Exercise instructions. Find the lines of data that contain the string "underlying", then list them.

Chart and figure data:
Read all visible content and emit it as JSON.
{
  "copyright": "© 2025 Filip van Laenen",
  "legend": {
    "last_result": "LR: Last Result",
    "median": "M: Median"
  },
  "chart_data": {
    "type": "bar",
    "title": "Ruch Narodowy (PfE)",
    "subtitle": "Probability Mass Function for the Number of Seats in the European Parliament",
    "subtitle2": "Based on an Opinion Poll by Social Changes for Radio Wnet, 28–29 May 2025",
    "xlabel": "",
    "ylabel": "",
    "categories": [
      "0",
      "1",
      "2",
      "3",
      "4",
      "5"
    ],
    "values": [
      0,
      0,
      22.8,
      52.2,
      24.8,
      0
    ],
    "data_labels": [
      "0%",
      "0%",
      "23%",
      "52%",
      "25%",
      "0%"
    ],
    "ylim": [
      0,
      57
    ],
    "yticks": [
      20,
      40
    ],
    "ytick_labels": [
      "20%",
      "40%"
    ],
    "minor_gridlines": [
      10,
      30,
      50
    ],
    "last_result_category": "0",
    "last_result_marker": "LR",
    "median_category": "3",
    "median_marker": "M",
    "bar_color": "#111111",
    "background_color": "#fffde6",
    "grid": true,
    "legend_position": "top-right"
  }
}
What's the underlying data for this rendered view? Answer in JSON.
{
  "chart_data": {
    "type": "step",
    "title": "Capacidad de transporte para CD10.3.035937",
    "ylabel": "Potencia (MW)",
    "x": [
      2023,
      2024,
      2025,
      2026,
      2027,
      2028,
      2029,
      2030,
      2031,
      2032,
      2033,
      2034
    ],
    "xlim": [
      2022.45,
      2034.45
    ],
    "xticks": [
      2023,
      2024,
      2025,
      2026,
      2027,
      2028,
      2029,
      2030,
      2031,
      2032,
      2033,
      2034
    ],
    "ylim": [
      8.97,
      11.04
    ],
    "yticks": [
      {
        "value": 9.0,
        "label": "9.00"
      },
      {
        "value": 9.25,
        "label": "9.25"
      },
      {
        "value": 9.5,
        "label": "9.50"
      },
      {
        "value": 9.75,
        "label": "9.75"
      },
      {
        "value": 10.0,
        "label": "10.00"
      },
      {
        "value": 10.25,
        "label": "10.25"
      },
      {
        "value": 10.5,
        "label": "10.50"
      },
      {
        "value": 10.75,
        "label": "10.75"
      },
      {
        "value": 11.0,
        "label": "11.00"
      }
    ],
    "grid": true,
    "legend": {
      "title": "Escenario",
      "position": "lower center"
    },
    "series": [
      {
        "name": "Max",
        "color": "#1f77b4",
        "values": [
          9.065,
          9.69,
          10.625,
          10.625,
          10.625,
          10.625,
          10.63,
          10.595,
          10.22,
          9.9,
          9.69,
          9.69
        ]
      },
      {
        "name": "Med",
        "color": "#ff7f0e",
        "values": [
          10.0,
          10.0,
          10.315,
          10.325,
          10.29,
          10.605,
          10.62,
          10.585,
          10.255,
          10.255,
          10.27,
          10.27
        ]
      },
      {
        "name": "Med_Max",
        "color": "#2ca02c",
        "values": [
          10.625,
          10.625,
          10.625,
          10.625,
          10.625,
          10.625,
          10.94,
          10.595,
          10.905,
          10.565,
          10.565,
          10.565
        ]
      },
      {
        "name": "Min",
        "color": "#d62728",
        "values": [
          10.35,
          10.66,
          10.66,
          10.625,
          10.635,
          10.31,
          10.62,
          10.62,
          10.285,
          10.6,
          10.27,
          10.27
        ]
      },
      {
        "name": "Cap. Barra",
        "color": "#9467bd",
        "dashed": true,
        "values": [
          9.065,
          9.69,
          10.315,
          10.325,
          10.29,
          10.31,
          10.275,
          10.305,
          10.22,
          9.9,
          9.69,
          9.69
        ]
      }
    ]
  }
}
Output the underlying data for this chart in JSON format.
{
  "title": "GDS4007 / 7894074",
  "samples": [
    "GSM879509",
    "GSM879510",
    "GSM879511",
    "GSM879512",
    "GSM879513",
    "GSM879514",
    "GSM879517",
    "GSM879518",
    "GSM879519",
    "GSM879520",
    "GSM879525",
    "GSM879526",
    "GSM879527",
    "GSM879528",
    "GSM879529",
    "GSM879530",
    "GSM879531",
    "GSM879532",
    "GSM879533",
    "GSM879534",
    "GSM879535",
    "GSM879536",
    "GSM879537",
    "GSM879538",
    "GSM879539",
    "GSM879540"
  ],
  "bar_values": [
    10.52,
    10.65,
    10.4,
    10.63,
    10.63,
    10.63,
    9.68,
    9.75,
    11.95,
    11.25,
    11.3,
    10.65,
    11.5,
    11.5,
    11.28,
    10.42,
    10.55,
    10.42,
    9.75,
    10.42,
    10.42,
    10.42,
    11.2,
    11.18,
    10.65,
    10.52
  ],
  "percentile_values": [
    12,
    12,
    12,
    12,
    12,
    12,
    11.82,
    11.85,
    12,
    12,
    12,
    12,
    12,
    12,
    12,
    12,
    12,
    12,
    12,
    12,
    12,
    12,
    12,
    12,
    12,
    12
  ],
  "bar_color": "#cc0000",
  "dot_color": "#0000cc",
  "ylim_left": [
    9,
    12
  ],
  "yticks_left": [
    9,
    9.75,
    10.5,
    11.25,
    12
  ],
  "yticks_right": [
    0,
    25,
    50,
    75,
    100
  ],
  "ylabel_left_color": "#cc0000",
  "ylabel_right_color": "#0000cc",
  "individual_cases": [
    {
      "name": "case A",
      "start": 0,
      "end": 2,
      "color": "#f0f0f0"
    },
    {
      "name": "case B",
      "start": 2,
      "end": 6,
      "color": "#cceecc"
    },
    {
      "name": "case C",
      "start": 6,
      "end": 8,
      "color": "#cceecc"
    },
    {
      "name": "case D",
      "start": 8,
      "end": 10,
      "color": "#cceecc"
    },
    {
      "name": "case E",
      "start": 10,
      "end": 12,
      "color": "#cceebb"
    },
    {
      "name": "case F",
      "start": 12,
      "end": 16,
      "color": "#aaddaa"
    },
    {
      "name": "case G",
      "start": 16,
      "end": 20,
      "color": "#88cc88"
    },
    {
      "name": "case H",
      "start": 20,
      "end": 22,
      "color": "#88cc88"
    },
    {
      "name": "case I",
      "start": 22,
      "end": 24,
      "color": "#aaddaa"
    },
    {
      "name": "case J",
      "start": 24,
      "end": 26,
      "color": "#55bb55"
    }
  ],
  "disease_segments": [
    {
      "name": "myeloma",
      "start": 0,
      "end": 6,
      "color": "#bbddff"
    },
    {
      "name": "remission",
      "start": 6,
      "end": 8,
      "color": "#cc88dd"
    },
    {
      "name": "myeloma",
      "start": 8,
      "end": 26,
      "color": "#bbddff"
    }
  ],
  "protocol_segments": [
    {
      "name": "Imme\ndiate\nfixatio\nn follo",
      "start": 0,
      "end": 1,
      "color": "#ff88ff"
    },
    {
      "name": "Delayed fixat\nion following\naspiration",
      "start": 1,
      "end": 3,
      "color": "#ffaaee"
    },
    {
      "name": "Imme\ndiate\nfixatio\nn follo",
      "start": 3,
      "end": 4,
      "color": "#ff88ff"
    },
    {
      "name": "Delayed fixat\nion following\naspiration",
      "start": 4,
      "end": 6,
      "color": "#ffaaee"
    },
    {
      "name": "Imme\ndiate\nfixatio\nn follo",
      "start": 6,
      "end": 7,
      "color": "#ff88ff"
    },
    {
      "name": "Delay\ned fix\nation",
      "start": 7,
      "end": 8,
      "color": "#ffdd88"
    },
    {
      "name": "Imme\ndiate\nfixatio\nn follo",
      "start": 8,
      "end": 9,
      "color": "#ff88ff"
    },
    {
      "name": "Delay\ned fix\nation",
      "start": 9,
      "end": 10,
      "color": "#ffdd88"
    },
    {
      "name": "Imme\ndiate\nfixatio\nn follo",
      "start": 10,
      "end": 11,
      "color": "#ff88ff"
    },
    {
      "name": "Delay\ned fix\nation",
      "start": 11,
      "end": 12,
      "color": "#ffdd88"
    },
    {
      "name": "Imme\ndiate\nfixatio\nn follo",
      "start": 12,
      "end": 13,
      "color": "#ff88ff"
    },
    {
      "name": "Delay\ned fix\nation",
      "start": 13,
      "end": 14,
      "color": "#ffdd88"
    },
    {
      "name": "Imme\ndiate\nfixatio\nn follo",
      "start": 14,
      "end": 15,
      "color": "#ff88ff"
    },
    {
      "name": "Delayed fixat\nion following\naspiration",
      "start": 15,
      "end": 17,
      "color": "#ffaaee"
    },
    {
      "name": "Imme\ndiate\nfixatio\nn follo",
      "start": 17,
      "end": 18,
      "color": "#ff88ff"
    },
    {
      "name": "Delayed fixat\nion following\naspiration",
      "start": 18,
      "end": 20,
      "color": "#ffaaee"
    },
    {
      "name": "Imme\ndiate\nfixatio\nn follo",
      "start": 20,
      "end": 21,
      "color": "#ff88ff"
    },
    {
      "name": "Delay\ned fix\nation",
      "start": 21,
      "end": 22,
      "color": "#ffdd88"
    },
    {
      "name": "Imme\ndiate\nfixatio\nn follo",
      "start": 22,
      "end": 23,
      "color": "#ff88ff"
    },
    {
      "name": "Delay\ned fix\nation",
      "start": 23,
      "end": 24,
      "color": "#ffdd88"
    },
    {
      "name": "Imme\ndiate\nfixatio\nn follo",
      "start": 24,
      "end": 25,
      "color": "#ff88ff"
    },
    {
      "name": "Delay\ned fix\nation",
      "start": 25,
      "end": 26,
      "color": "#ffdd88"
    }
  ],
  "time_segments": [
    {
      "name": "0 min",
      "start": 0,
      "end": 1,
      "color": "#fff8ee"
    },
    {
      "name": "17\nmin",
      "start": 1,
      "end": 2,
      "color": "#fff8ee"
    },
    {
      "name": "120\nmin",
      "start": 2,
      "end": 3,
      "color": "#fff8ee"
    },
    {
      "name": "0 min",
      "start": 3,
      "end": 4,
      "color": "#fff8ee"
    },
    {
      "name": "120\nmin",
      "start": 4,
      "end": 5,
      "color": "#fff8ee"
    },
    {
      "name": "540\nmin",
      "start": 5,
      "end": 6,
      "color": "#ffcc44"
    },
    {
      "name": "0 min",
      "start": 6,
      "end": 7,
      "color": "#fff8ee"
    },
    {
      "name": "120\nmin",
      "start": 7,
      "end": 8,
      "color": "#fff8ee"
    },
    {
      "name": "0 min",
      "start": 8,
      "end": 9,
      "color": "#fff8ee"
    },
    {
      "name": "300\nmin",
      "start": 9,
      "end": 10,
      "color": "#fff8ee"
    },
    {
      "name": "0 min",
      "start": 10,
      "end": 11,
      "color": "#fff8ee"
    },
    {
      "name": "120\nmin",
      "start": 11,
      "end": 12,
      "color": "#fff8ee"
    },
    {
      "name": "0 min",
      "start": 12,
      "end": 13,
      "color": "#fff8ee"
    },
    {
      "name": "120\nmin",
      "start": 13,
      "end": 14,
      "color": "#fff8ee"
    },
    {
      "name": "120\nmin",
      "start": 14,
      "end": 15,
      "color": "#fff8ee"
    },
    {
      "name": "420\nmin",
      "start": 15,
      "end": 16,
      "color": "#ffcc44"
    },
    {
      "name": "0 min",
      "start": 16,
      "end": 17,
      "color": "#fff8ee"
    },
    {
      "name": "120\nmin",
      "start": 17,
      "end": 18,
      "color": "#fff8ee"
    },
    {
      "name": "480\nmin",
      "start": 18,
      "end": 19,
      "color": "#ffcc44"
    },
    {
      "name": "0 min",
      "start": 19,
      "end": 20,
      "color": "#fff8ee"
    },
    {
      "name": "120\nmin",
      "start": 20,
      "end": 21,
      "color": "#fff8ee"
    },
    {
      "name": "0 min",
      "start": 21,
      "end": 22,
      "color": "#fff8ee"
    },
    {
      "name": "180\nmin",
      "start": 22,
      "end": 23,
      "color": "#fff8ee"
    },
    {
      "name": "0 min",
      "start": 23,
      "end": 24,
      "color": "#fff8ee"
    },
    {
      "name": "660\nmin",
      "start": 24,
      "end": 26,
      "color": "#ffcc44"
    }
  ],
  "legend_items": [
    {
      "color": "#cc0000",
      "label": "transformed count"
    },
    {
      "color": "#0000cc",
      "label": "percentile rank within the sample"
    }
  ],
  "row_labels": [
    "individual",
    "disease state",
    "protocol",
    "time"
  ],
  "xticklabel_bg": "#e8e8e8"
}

Expected answer.
What's the underlying data for this rendered view? Answer in JSON.
Output the underlying data for this chart in JSON format.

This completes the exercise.